EXERCISE: Work through the data line by line, gathering every line that has the word "color".

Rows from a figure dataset
☆ ☆ ☆ ☆
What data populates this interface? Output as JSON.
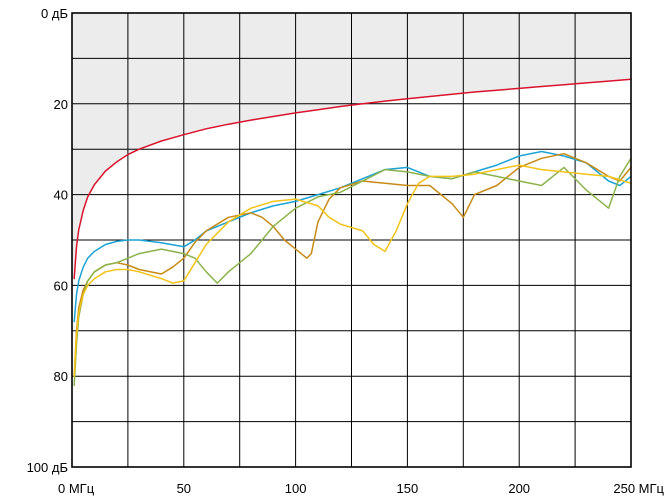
{
  "chart_data": {
    "type": "line",
    "title": "",
    "xlabel": "",
    "ylabel": "",
    "xlim": [
      0,
      250
    ],
    "ylim": [
      0,
      100
    ],
    "y_inverted": true,
    "grid": true,
    "x_ticks": [
      {
        "value": 0,
        "label": "0 МГц"
      },
      {
        "value": 50,
        "label": "50"
      },
      {
        "value": 100,
        "label": "100"
      },
      {
        "value": 150,
        "label": "150"
      },
      {
        "value": 200,
        "label": "200"
      },
      {
        "value": 250,
        "label": "250 МГц"
      }
    ],
    "y_ticks": [
      {
        "value": 0,
        "label": "0 дБ"
      },
      {
        "value": 20,
        "label": "20"
      },
      {
        "value": 40,
        "label": "40"
      },
      {
        "value": 60,
        "label": "60"
      },
      {
        "value": 80,
        "label": "80"
      },
      {
        "value": 100,
        "label": "100 дБ"
      }
    ],
    "limit_region_fill": "#ececec",
    "series": [
      {
        "color": "#d9132d",
        "x": [
          1,
          2,
          3,
          5,
          7,
          10,
          15,
          20,
          25,
          30,
          40,
          50,
          60,
          70,
          80,
          90,
          100,
          110,
          120,
          130,
          140,
          150,
          160,
          170,
          180,
          190,
          200,
          210,
          220,
          230,
          240,
          250
        ],
        "values": [
          58.5,
          51.5,
          47.8,
          43.5,
          40.5,
          37.8,
          34.8,
          32.8,
          31.2,
          30.0,
          28.2,
          26.8,
          25.5,
          24.5,
          23.6,
          22.8,
          22.0,
          21.3,
          20.6,
          20.0,
          19.4,
          18.9,
          18.4,
          17.9,
          17.4,
          17.0,
          16.6,
          16.2,
          15.8,
          15.4,
          15.0,
          14.6
        ]
      },
      {
        "color": "#1aa3d4",
        "x": [
          1,
          2,
          3,
          5,
          7,
          10,
          15,
          20,
          25,
          30,
          40,
          50,
          55,
          60,
          70,
          80,
          90,
          100,
          110,
          120,
          130,
          140,
          150,
          160,
          170,
          180,
          190,
          200,
          210,
          220,
          230,
          240,
          245,
          250
        ],
        "values": [
          68,
          62,
          59,
          56,
          54,
          52.5,
          51,
          50.3,
          50,
          50,
          50.6,
          51.5,
          50,
          48,
          46,
          44,
          42.5,
          41.5,
          40,
          38.5,
          36.5,
          34.5,
          34,
          36,
          36.5,
          35,
          33.5,
          31.5,
          30.5,
          31.5,
          33,
          37,
          38,
          36
        ]
      },
      {
        "color": "#c78a14",
        "x": [
          1,
          2,
          3,
          5,
          7,
          10,
          15,
          20,
          25,
          30,
          40,
          45,
          50,
          55,
          60,
          70,
          80,
          85,
          90,
          95,
          100,
          105,
          107,
          110,
          115,
          120,
          130,
          140,
          150,
          160,
          170,
          175,
          180,
          190,
          200,
          210,
          220,
          230,
          240,
          245,
          250
        ],
        "values": [
          80,
          70,
          65,
          61,
          59,
          57,
          55.5,
          55,
          55.5,
          56.5,
          57.5,
          56,
          54,
          50.5,
          48,
          45,
          44,
          45,
          47,
          50,
          52,
          54,
          53,
          46,
          41,
          38.5,
          37,
          37.5,
          38,
          38,
          42,
          45,
          40,
          38,
          34,
          32,
          31,
          33,
          36,
          37,
          34
        ]
      },
      {
        "color": "#8bb34a",
        "x": [
          1,
          2,
          3,
          5,
          7,
          10,
          15,
          20,
          25,
          30,
          40,
          50,
          55,
          60,
          65,
          70,
          80,
          90,
          100,
          110,
          120,
          130,
          140,
          150,
          160,
          170,
          180,
          190,
          200,
          210,
          220,
          230,
          240,
          245,
          250
        ],
        "values": [
          82,
          73,
          67,
          62,
          59,
          57,
          55.5,
          55,
          54,
          53,
          52,
          53,
          54,
          57,
          59.5,
          57,
          53,
          47,
          43,
          40.5,
          39.5,
          37,
          34.5,
          35,
          36,
          36.5,
          35,
          36,
          37,
          38,
          34,
          39,
          43,
          36,
          32
        ]
      },
      {
        "color": "#f2c318",
        "x": [
          1,
          2,
          3,
          5,
          7,
          10,
          15,
          20,
          25,
          30,
          40,
          45,
          50,
          55,
          60,
          70,
          80,
          90,
          100,
          110,
          115,
          120,
          130,
          135,
          140,
          145,
          150,
          155,
          160,
          170,
          180,
          190,
          200,
          210,
          220,
          230,
          240,
          250
        ],
        "values": [
          80,
          71,
          66,
          62,
          60,
          58.5,
          57,
          56.5,
          56.5,
          57,
          58.5,
          59.5,
          59,
          55,
          51,
          46,
          43,
          41.5,
          41,
          42.5,
          45,
          46.5,
          48,
          51,
          52.5,
          48,
          42,
          37.5,
          36,
          36,
          35.5,
          34.5,
          33.5,
          34.5,
          35,
          35.5,
          36,
          37.5
        ]
      }
    ]
  }
}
☆ ☆ ☆ ☆
TASK SOLUTION:
        "color": "#d9132d",
        "color": "#1aa3d4",
        "color": "#c78a14",
        "color": "#8bb34a",
        "color": "#f2c318",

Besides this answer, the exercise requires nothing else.